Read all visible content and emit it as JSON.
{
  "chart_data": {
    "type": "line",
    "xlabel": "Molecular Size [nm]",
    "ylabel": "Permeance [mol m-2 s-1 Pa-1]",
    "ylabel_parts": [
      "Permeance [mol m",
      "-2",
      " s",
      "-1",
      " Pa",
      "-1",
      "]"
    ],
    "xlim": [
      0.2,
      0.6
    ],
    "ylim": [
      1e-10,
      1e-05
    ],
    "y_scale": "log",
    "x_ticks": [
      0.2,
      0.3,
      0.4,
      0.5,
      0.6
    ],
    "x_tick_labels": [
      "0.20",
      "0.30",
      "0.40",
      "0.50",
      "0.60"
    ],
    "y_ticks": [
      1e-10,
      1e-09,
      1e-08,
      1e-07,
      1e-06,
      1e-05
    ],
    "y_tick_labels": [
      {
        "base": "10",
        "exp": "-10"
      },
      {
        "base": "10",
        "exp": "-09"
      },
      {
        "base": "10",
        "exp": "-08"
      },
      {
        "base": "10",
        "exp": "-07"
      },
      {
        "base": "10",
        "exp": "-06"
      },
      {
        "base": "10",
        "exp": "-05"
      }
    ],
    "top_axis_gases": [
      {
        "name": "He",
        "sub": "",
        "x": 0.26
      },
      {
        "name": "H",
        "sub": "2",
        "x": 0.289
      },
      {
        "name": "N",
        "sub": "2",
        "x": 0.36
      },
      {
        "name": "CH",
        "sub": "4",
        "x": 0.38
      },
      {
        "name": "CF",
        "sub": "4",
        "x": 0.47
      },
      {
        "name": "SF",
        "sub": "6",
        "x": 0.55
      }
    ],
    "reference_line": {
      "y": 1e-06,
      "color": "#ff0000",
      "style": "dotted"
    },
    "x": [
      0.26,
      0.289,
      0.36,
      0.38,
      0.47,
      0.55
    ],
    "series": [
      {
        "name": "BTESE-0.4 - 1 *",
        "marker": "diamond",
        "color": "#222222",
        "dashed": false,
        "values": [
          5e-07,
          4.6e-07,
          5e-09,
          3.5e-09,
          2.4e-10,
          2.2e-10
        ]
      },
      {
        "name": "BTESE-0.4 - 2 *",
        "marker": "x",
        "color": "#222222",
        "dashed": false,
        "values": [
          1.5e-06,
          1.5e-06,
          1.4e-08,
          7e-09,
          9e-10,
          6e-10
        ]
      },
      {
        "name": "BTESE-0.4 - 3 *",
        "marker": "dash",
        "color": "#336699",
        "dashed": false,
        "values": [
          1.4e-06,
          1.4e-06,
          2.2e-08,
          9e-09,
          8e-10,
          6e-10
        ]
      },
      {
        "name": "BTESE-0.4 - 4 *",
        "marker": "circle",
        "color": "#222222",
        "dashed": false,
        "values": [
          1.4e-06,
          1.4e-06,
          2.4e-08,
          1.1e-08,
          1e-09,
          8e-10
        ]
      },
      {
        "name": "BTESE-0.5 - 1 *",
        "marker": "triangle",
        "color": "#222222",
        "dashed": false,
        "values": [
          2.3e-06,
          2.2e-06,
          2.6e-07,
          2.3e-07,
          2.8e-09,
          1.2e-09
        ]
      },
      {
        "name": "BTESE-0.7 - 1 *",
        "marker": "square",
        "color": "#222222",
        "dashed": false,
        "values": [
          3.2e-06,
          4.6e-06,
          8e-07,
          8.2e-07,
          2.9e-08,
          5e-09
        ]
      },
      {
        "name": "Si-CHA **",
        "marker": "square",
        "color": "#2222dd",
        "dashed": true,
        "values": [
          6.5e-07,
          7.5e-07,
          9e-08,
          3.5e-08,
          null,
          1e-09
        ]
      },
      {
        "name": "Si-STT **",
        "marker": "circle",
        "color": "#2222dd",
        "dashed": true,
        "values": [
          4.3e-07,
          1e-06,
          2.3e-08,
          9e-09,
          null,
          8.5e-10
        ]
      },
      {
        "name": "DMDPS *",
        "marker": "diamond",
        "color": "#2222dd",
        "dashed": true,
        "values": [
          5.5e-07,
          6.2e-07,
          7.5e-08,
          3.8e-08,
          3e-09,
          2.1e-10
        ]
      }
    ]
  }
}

━━━━━━━━━━━━━━━━━━━━━━━━━━━━━━

Requirements.
Please copy out each record, character for character.

Complete answer.
Read all visible content and emit it as JSON.
{
  "chart_data": {
    "type": "line",
    "xlabel": "Molecular Size [nm]",
    "ylabel": "Permeance [mol m-2 s-1 Pa-1]",
    "ylabel_parts": [
      "Permeance [mol m",
      "-2",
      " s",
      "-1",
      " Pa",
      "-1",
      "]"
    ],
    "xlim": [
      0.2,
      0.6
    ],
    "ylim": [
      1e-10,
      1e-05
    ],
    "y_scale": "log",
    "x_ticks": [
      0.2,
      0.3,
      0.4,
      0.5,
      0.6
    ],
    "x_tick_labels": [
      "0.20",
      "0.30",
      "0.40",
      "0.50",
      "0.60"
    ],
    "y_ticks": [
      1e-10,
      1e-09,
      1e-08,
      1e-07,
      1e-06,
      1e-05
    ],
    "y_tick_labels": [
      {
        "base": "10",
        "exp": "-10"
      },
      {
        "base": "10",
        "exp": "-09"
      },
      {
        "base": "10",
        "exp": "-08"
      },
      {
        "base": "10",
        "exp": "-07"
      },
      {
        "base": "10",
        "exp": "-06"
      },
      {
        "base": "10",
        "exp": "-05"
      }
    ],
    "top_axis_gases": [
      {
        "name": "He",
        "sub": "",
        "x": 0.26
      },
      {
        "name": "H",
        "sub": "2",
        "x": 0.289
      },
      {
        "name": "N",
        "sub": "2",
        "x": 0.36
      },
      {
        "name": "CH",
        "sub": "4",
        "x": 0.38
      },
      {
        "name": "CF",
        "sub": "4",
        "x": 0.47
      },
      {
        "name": "SF",
        "sub": "6",
        "x": 0.55
      }
    ],
    "reference_line": {
      "y": 1e-06,
      "color": "#ff0000",
      "style": "dotted"
    },
    "x": [
      0.26,
      0.289,
      0.36,
      0.38,
      0.47,
      0.55
    ],
    "series": [
      {
        "name": "BTESE-0.4 - 1 *",
        "marker": "diamond",
        "color": "#222222",
        "dashed": false,
        "values": [
          5e-07,
          4.6e-07,
          5e-09,
          3.5e-09,
          2.4e-10,
          2.2e-10
        ]
      },
      {
        "name": "BTESE-0.4 - 2 *",
        "marker": "x",
        "color": "#222222",
        "dashed": false,
        "values": [
          1.5e-06,
          1.5e-06,
          1.4e-08,
          7e-09,
          9e-10,
          6e-10
        ]
      },
      {
        "name": "BTESE-0.4 - 3 *",
        "marker": "dash",
        "color": "#336699",
        "dashed": false,
        "values": [
          1.4e-06,
          1.4e-06,
          2.2e-08,
          9e-09,
          8e-10,
          6e-10
        ]
      },
      {
        "name": "BTESE-0.4 - 4 *",
        "marker": "circle",
        "color": "#222222",
        "dashed": false,
        "values": [
          1.4e-06,
          1.4e-06,
          2.4e-08,
          1.1e-08,
          1e-09,
          8e-10
        ]
      },
      {
        "name": "BTESE-0.5 - 1 *",
        "marker": "triangle",
        "color": "#222222",
        "dashed": false,
        "values": [
          2.3e-06,
          2.2e-06,
          2.6e-07,
          2.3e-07,
          2.8e-09,
          1.2e-09
        ]
      },
      {
        "name": "BTESE-0.7 - 1 *",
        "marker": "square",
        "color": "#222222",
        "dashed": false,
        "values": [
          3.2e-06,
          4.6e-06,
          8e-07,
          8.2e-07,
          2.9e-08,
          5e-09
        ]
      },
      {
        "name": "Si-CHA **",
        "marker": "square",
        "color": "#2222dd",
        "dashed": true,
        "values": [
          6.5e-07,
          7.5e-07,
          9e-08,
          3.5e-08,
          null,
          1e-09
        ]
      },
      {
        "name": "Si-STT **",
        "marker": "circle",
        "color": "#2222dd",
        "dashed": true,
        "values": [
          4.3e-07,
          1e-06,
          2.3e-08,
          9e-09,
          null,
          8.5e-10
        ]
      },
      {
        "name": "DMDPS *",
        "marker": "diamond",
        "color": "#2222dd",
        "dashed": true,
        "values": [
          5.5e-07,
          6.2e-07,
          7.5e-08,
          3.8e-08,
          3e-09,
          2.1e-10
        ]
      }
    ]
  }
}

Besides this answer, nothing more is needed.